## MATERIAL FOR THIS EXERCISE
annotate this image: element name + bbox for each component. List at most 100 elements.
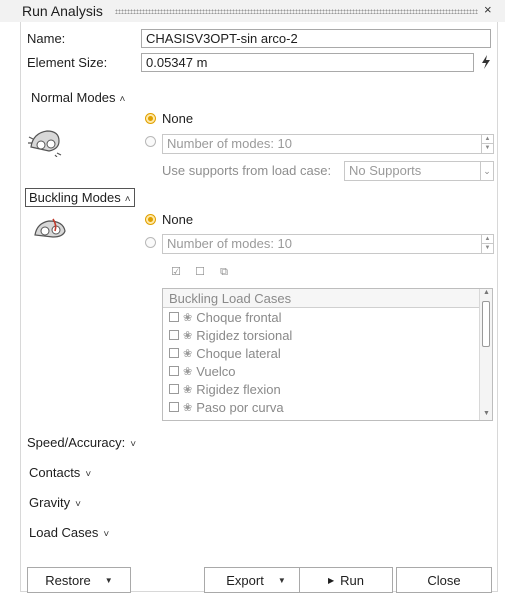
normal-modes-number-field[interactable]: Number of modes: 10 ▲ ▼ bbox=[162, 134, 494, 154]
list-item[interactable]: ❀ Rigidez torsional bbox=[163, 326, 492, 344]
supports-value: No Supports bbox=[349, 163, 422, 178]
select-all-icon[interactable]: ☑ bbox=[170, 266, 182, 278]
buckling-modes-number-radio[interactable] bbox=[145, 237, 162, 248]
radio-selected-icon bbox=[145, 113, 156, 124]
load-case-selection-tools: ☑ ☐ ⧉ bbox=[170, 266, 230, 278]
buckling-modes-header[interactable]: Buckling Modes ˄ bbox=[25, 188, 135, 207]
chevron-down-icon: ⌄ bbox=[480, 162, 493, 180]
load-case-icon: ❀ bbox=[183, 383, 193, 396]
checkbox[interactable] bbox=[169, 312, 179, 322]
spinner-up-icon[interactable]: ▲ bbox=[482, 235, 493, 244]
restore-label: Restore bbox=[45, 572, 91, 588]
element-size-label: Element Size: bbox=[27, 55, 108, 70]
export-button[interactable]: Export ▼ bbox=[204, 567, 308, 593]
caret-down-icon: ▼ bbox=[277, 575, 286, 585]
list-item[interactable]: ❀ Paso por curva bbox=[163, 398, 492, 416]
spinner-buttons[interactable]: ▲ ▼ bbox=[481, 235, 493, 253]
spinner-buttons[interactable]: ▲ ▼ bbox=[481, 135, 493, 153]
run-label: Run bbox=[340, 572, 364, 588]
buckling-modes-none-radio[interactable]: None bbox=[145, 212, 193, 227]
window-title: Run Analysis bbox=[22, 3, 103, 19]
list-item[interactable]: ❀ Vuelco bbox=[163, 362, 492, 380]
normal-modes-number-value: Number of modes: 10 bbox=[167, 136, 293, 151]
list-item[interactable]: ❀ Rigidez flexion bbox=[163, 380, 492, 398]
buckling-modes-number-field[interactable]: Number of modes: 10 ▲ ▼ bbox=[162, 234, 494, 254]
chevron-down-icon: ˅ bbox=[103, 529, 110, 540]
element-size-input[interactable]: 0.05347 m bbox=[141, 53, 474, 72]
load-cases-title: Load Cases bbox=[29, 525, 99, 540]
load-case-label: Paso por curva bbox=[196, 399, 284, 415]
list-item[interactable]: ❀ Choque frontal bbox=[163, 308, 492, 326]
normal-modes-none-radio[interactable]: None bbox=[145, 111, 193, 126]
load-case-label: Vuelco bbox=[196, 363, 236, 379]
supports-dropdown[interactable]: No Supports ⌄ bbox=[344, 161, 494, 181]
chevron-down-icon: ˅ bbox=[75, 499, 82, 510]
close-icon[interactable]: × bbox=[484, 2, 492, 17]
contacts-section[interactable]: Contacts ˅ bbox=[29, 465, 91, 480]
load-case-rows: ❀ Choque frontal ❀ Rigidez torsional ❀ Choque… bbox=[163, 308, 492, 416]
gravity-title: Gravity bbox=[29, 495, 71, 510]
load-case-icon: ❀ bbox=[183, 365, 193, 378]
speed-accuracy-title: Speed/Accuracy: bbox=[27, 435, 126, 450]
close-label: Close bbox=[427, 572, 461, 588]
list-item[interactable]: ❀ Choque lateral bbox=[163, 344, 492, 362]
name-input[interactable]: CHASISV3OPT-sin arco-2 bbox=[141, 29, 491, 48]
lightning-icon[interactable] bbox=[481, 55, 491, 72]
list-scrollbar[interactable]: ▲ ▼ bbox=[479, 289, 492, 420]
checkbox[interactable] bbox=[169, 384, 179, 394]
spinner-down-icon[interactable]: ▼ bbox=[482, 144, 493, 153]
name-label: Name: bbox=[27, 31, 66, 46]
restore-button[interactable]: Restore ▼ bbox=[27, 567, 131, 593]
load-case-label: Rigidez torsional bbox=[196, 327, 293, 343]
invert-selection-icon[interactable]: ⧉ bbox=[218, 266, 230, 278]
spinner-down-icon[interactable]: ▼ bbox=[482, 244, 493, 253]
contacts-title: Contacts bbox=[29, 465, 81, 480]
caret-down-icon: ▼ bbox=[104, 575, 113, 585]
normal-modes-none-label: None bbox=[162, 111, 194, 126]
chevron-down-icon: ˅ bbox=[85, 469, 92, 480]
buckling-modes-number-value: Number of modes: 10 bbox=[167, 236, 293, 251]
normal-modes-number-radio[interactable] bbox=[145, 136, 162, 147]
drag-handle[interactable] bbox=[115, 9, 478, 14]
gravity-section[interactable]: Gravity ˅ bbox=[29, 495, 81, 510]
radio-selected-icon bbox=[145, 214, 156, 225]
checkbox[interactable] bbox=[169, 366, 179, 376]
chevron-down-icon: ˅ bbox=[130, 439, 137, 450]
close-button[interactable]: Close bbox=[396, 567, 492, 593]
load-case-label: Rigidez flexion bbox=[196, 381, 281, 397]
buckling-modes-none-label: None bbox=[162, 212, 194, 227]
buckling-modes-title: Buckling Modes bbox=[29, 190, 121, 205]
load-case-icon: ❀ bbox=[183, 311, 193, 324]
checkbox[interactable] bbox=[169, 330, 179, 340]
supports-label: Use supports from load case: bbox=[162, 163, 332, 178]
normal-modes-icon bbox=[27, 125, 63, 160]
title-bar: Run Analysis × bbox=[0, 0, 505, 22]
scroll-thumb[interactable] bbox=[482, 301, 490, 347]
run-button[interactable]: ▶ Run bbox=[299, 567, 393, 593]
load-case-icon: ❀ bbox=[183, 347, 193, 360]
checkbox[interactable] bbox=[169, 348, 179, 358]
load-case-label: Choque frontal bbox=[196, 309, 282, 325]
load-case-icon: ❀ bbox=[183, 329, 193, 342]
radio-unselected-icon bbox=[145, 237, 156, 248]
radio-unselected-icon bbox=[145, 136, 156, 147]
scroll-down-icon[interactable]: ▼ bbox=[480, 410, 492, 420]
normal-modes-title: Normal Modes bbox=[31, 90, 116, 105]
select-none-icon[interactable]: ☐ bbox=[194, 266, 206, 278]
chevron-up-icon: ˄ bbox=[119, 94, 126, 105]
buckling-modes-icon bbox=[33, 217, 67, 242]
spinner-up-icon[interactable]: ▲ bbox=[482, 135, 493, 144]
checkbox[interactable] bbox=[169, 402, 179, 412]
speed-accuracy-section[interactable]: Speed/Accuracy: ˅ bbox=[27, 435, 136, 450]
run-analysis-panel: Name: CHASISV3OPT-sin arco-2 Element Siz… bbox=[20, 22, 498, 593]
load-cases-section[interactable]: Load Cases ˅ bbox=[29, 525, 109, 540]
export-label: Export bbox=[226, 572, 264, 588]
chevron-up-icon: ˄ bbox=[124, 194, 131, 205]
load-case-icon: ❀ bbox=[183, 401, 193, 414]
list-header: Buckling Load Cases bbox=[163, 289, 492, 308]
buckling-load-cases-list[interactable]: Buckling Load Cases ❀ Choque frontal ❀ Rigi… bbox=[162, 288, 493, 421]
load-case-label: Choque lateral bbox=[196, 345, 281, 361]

## SET EXERCISE
Turn the material above into a numbered list, one line per item, skipping blank lines and leaving out the pictures.

## RESULT OF THE TASK
1. annotate this image: element name + bbox for each component. List at most 100 elements.
2. normal-modes-number-field[interactable]: Number of modes: 10 ▲ ▼ bbox=[162, 134, 494, 154]
3. list-item[interactable]: ❀ Rigidez torsional bbox=[163, 326, 492, 344]
4. supports-value: No Supports bbox=[349, 163, 422, 178]
5. select-all-icon[interactable]: ☑ bbox=[170, 266, 182, 278]
6. buckling-modes-number-radio[interactable] bbox=[145, 237, 162, 248]
7. radio-selected-icon bbox=[145, 113, 156, 124]
8. load-case-selection-tools: ☑ ☐ ⧉ bbox=[170, 266, 230, 278]
9. buckling-modes-header[interactable]: Buckling Modes ˄ bbox=[25, 188, 135, 207]
10. chevron-down-icon: ⌄ bbox=[480, 162, 493, 180]
11. load-case-icon: ❀ bbox=[183, 383, 193, 396]
12. checkbox[interactable] bbox=[169, 312, 179, 322]
13. spinner-up-icon[interactable]: ▲ bbox=[482, 235, 493, 244]
14. restore-label: Restore bbox=[45, 572, 91, 588]
15. element-size-label: Element Size: bbox=[27, 55, 108, 70]
16. export-button[interactable]: Export ▼ bbox=[204, 567, 308, 593]
17. caret-down-icon: ▼ bbox=[277, 575, 286, 585]
18. list-item[interactable]: ❀ Paso por curva bbox=[163, 398, 492, 416]
19. spinner-buttons[interactable]: ▲ ▼ bbox=[481, 235, 493, 253]
20. spinner-buttons[interactable]: ▲ ▼ bbox=[481, 135, 493, 153]
21. run-label: Run bbox=[340, 572, 364, 588]
22. buckling-modes-none-radio[interactable]: None bbox=[145, 212, 193, 227]
23. window-title: Run Analysis bbox=[22, 3, 103, 19]
24. list-item[interactable]: ❀ Vuelco bbox=[163, 362, 492, 380]
25. normal-modes-number-value: Number of modes: 10 bbox=[167, 136, 293, 151]
26. list-item[interactable]: ❀ Rigidez flexion bbox=[163, 380, 492, 398]
27. buckling-modes-number-field[interactable]: Number of modes: 10 ▲ ▼ bbox=[162, 234, 494, 254]
28. chevron-down-icon: ˅ bbox=[103, 529, 110, 540]
29. element-size-input[interactable]: 0.05347 m bbox=[141, 53, 474, 72]
30. load-cases-title: Load Cases bbox=[29, 525, 99, 540]
31. load-case-label: Paso por curva bbox=[196, 399, 284, 415]
32. list-item[interactable]: ❀ Choque frontal bbox=[163, 308, 492, 326]
33. normal-modes-none-radio[interactable]: None bbox=[145, 111, 193, 126]
34. load-case-label: Vuelco bbox=[196, 363, 236, 379]
35. supports-dropdown[interactable]: No Supports ⌄ bbox=[344, 161, 494, 181]
36. chevron-down-icon: ˅ bbox=[75, 499, 82, 510]
37. close-icon[interactable]: × bbox=[484, 2, 492, 17]
38. contacts-section[interactable]: Contacts ˅ bbox=[29, 465, 91, 480]
39. load-case-rows: ❀ Choque frontal ❀ Rigidez torsional ❀ Choque… bbox=[163, 308, 492, 416]
40. gravity-title: Gravity bbox=[29, 495, 71, 510]
41. load-case-icon: ❀ bbox=[183, 365, 193, 378]
42. speed-accuracy-title: Speed/Accuracy: bbox=[27, 435, 126, 450]
43. close-label: Close bbox=[427, 572, 461, 588]
44. list-item[interactable]: ❀ Choque lateral bbox=[163, 344, 492, 362]
45. name-input[interactable]: CHASISV3OPT-sin arco-2 bbox=[141, 29, 491, 48]
46. lightning-icon[interactable] bbox=[481, 55, 491, 72]
47. list-scrollbar[interactable]: ▲ ▼ bbox=[479, 289, 492, 420]
48. checkbox[interactable] bbox=[169, 384, 179, 394]
49. spinner-down-icon[interactable]: ▼ bbox=[482, 144, 493, 153]
50. name-label: Name: bbox=[27, 31, 66, 46]
51. restore-button[interactable]: Restore ▼ bbox=[27, 567, 131, 593]
52. load-case-label: Rigidez torsional bbox=[196, 327, 293, 343]
53. invert-selection-icon[interactable]: ⧉ bbox=[218, 266, 230, 278]
54. spinner-down-icon[interactable]: ▼ bbox=[482, 244, 493, 253]
55. contacts-title: Contacts bbox=[29, 465, 81, 480]
56. caret-down-icon: ▼ bbox=[104, 575, 113, 585]
57. normal-modes-none-label: None bbox=[162, 111, 194, 126]
58. chevron-down-icon: ˅ bbox=[85, 469, 92, 480]
59. buckling-modes-number-value: Number of modes: 10 bbox=[167, 236, 293, 251]
60. normal-modes-number-radio[interactable] bbox=[145, 136, 162, 147]
61. drag-handle[interactable] bbox=[115, 9, 478, 14]
62. gravity-section[interactable]: Gravity ˅ bbox=[29, 495, 81, 510]
63. radio-selected-icon bbox=[145, 214, 156, 225]
64. checkbox[interactable] bbox=[169, 366, 179, 376]
65. chevron-down-icon: ˅ bbox=[130, 439, 137, 450]
66. close-button[interactable]: Close bbox=[396, 567, 492, 593]
67. load-case-label: Rigidez flexion bbox=[196, 381, 281, 397]
68. buckling-modes-none-label: None bbox=[162, 212, 194, 227]
69. buckling-modes-title: Buckling Modes bbox=[29, 190, 121, 205]
70. load-case-icon: ❀ bbox=[183, 311, 193, 324]
71. checkbox[interactable] bbox=[169, 330, 179, 340]
72. supports-label: Use supports from load case: bbox=[162, 163, 332, 178]
73. normal-modes-icon bbox=[27, 125, 63, 160]
74. title-bar: Run Analysis × bbox=[0, 0, 505, 22]
75. scroll-thumb[interactable] bbox=[482, 301, 490, 347]
76. run-button[interactable]: ▶ Run bbox=[299, 567, 393, 593]
77. load-case-icon: ❀ bbox=[183, 347, 193, 360]
78. checkbox[interactable] bbox=[169, 348, 179, 358]
79. load-case-label: Choque frontal bbox=[196, 309, 282, 325]
80. load-case-icon: ❀ bbox=[183, 329, 193, 342]
81. radio-unselected-icon bbox=[145, 237, 156, 248]
82. radio-unselected-icon bbox=[145, 136, 156, 147]
83. scroll-down-icon[interactable]: ▼ bbox=[480, 410, 492, 420]
84. normal-modes-title: Normal Modes bbox=[31, 90, 116, 105]
85. select-none-icon[interactable]: ☐ bbox=[194, 266, 206, 278]
86. chevron-up-icon: ˄ bbox=[119, 94, 126, 105]
87. buckling-modes-icon bbox=[33, 217, 67, 242]
88. spinner-up-icon[interactable]: ▲ bbox=[482, 135, 493, 144]
89. checkbox[interactable] bbox=[169, 402, 179, 412]
90. speed-accuracy-section[interactable]: Speed/Accuracy: ˅ bbox=[27, 435, 136, 450]
91. run-analysis-panel: Name: CHASISV3OPT-sin arco-2 Element Siz… bbox=[20, 22, 498, 593]
92. load-cases-section[interactable]: Load Cases ˅ bbox=[29, 525, 109, 540]
93. export-label: Export bbox=[226, 572, 264, 588]
94. chevron-up-icon: ˄ bbox=[124, 194, 131, 205]
95. load-case-icon: ❀ bbox=[183, 401, 193, 414]
96. list-header: Buckling Load Cases bbox=[163, 289, 492, 308]
97. buckling-load-cases-list[interactable]: Buckling Load Cases ❀ Choque frontal ❀ Rigi… bbox=[162, 288, 493, 421]
98. load-case-label: Choque lateral bbox=[196, 345, 281, 361]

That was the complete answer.